* _INSTRUCTIONS FOR THE TASK_
Without the images, output each record below as it stands.
----- DATA SUPPLIED -----
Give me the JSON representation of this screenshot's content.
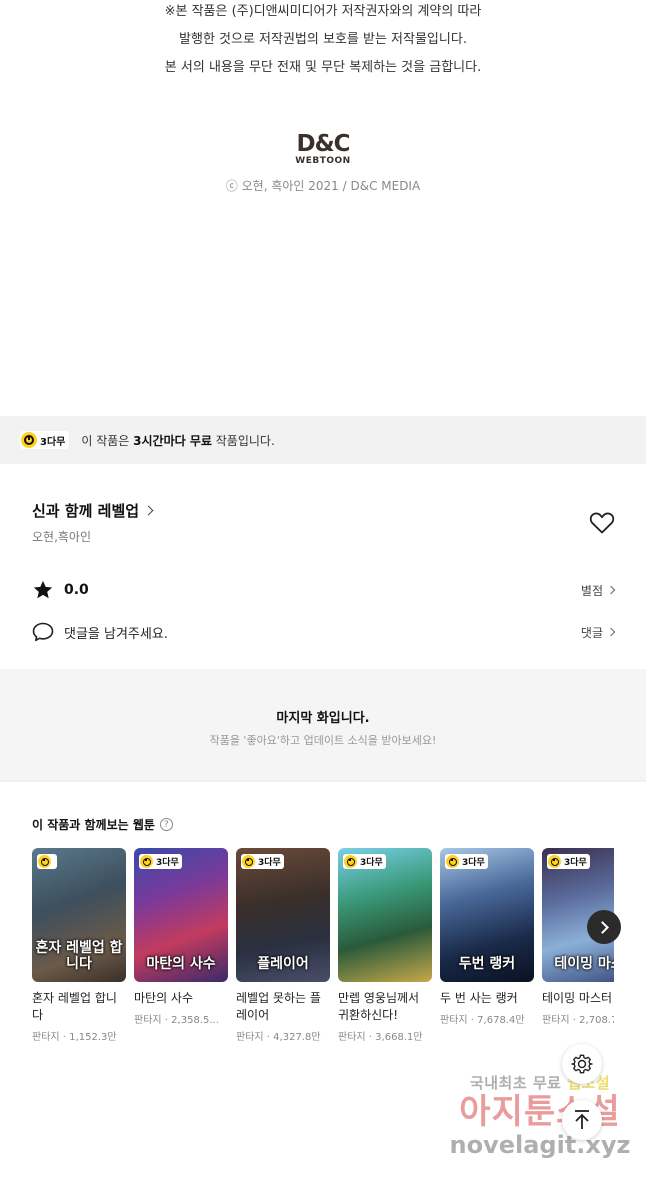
{
  "copyright_notice": {
    "lines": [
      "※본 작품은 (주)디앤씨미디어가 저작권자와의 계약의 따라",
      "발행한 것으로 저작권법의 보호를 받는 저작물입니다.",
      "본 서의 내용을 무단 전재 및 무단 복제하는 것을 금합니다."
    ]
  },
  "publisher": {
    "logo_main": "D&C",
    "logo_sub": "WEBTOON",
    "credit": "ⓒ 오현, 흑아인 2021 / D&C MEDIA"
  },
  "free_bar": {
    "badge": "3다무",
    "text_pre": "이 작품은 ",
    "text_bold": "3시간마다 무료",
    "text_post": " 작품입니다."
  },
  "work": {
    "title": "신과 함께 레벨업",
    "authors": "오현,흑아인",
    "rating": "0.0",
    "rating_link": "별점",
    "comment_placeholder": "댓글을 남겨주세요.",
    "comment_link": "댓글"
  },
  "last_episode": {
    "title": "마지막 화입니다.",
    "subtitle": "작품을 '좋아요'하고 업데이트 소식을 받아보세요!"
  },
  "recommendations": {
    "title": "이 작품과 함께보는 웹툰",
    "help": "?",
    "items": [
      {
        "name": "혼자 레벨업 합니다",
        "genre": "판타지",
        "views": "1,152.3만",
        "badge": "",
        "cover_text": "혼자 레벨업 합니다"
      },
      {
        "name": "마탄의 사수",
        "genre": "판타지",
        "views": "2,358.5...",
        "badge": "3다무",
        "cover_text": "마탄의 사수"
      },
      {
        "name": "레벨업 못하는 플레이어",
        "genre": "판타지",
        "views": "4,327.8만",
        "badge": "3다무",
        "cover_text": "플레이어"
      },
      {
        "name": "만렙 영웅님께서 귀환하신다!",
        "genre": "판타지",
        "views": "3,668.1만",
        "badge": "3다무",
        "cover_text": ""
      },
      {
        "name": "두 번 사는 랭커",
        "genre": "판타지",
        "views": "7,678.4만",
        "badge": "3다무",
        "cover_text": "두번 랭커"
      },
      {
        "name": "테이밍 마스터",
        "genre": "판타지",
        "views": "2,708.7",
        "badge": "3다무",
        "cover_text": "테이밍 마스"
      }
    ],
    "separator": "·"
  },
  "watermark": {
    "line1a": "국내최초 무료 ",
    "line1b": "웹소설",
    "line2": "아지툰소설",
    "line3": "novelagit.xyz"
  },
  "colors": {
    "badge_yellow": "#ffd21f",
    "free_bar_bg": "#f2f2f2",
    "last_ep_bg": "#f5f5f5"
  }
}
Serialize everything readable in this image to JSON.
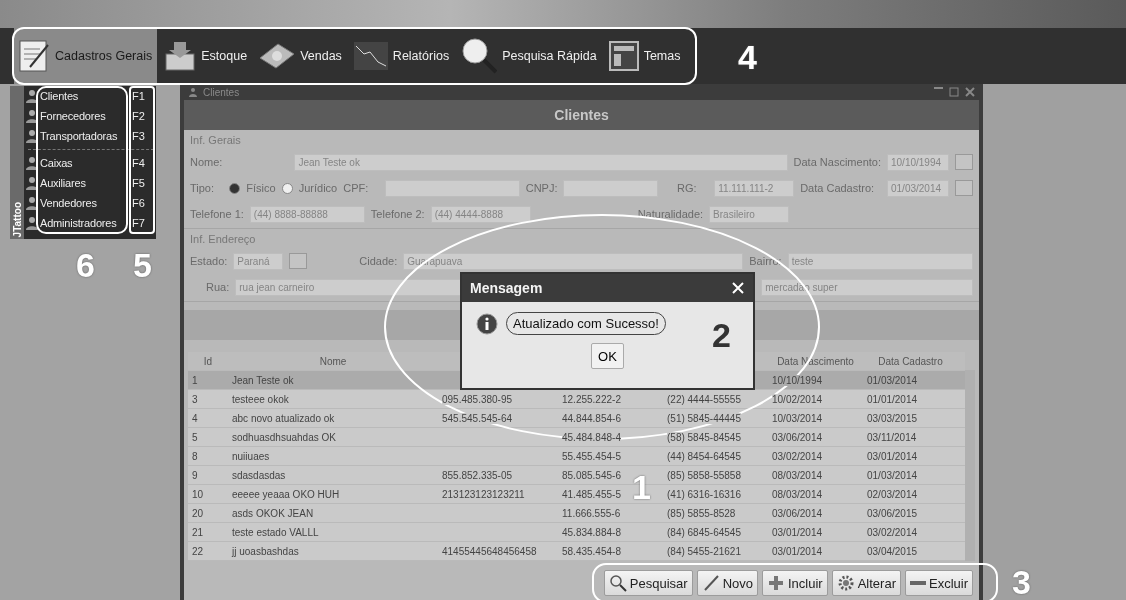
-----
* _EXERCISE RESULT_
Give me the JSON representation of this screenshot's content.
{
  "copyright_notice": {
    "lines": [
      "※본 작품은 (주)디앤씨미디어가 저작권자와의 계약의 따라",
      "발행한 것으로 저작권법의 보호를 받는 저작물입니다.",
      "본 서의 내용을 무단 전재 및 무단 복제하는 것을 금합니다."
    ]
  },
  "publisher": {
    "logo_main": "D&C",
    "logo_sub": "WEBTOON",
    "credit": "ⓒ 오현, 흑아인 2021 / D&C MEDIA"
  },
  "free_bar": {
    "badge": "3다무",
    "text_pre": "이 작품은 ",
    "text_bold": "3시간마다 무료",
    "text_post": " 작품입니다."
  },
  "work": {
    "title": "신과 함께 레벨업",
    "authors": "오현,흑아인",
    "rating": "0.0",
    "rating_link": "별점",
    "comment_placeholder": "댓글을 남겨주세요.",
    "comment_link": "댓글"
  },
  "last_episode": {
    "title": "마지막 화입니다.",
    "subtitle": "작품을 '좋아요'하고 업데이트 소식을 받아보세요!"
  },
  "recommendations": {
    "title": "이 작품과 함께보는 웹툰",
    "help": "?",
    "items": [
      {
        "name": "혼자 레벨업 합니다",
        "genre": "판타지",
        "views": "1,152.3만",
        "badge": "",
        "cover_text": "혼자 레벨업 합니다"
      },
      {
        "name": "마탄의 사수",
        "genre": "판타지",
        "views": "2,358.5...",
        "badge": "3다무",
        "cover_text": "마탄의 사수"
      },
      {
        "name": "레벨업 못하는 플레이어",
        "genre": "판타지",
        "views": "4,327.8만",
        "badge": "3다무",
        "cover_text": "플레이어"
      },
      {
        "name": "만렙 영웅님께서 귀환하신다!",
        "genre": "판타지",
        "views": "3,668.1만",
        "badge": "3다무",
        "cover_text": ""
      },
      {
        "name": "두 번 사는 랭커",
        "genre": "판타지",
        "views": "7,678.4만",
        "badge": "3다무",
        "cover_text": "두번 랭커"
      },
      {
        "name": "테이밍 마스터",
        "genre": "판타지",
        "views": "2,708.7",
        "badge": "3다무",
        "cover_text": "테이밍 마스"
      }
    ],
    "separator": "·"
  },
  "watermark": {
    "line1a": "국내최초 무료 ",
    "line1b": "웹소설",
    "line2": "아지툰소설",
    "line3": "novelagit.xyz"
  },
  "colors": {
    "badge_yellow": "#ffd21f",
    "free_bar_bg": "#f2f2f2",
    "last_ep_bg": "#f5f5f5"
  }
}
Serialize everything readable in this image to JSON.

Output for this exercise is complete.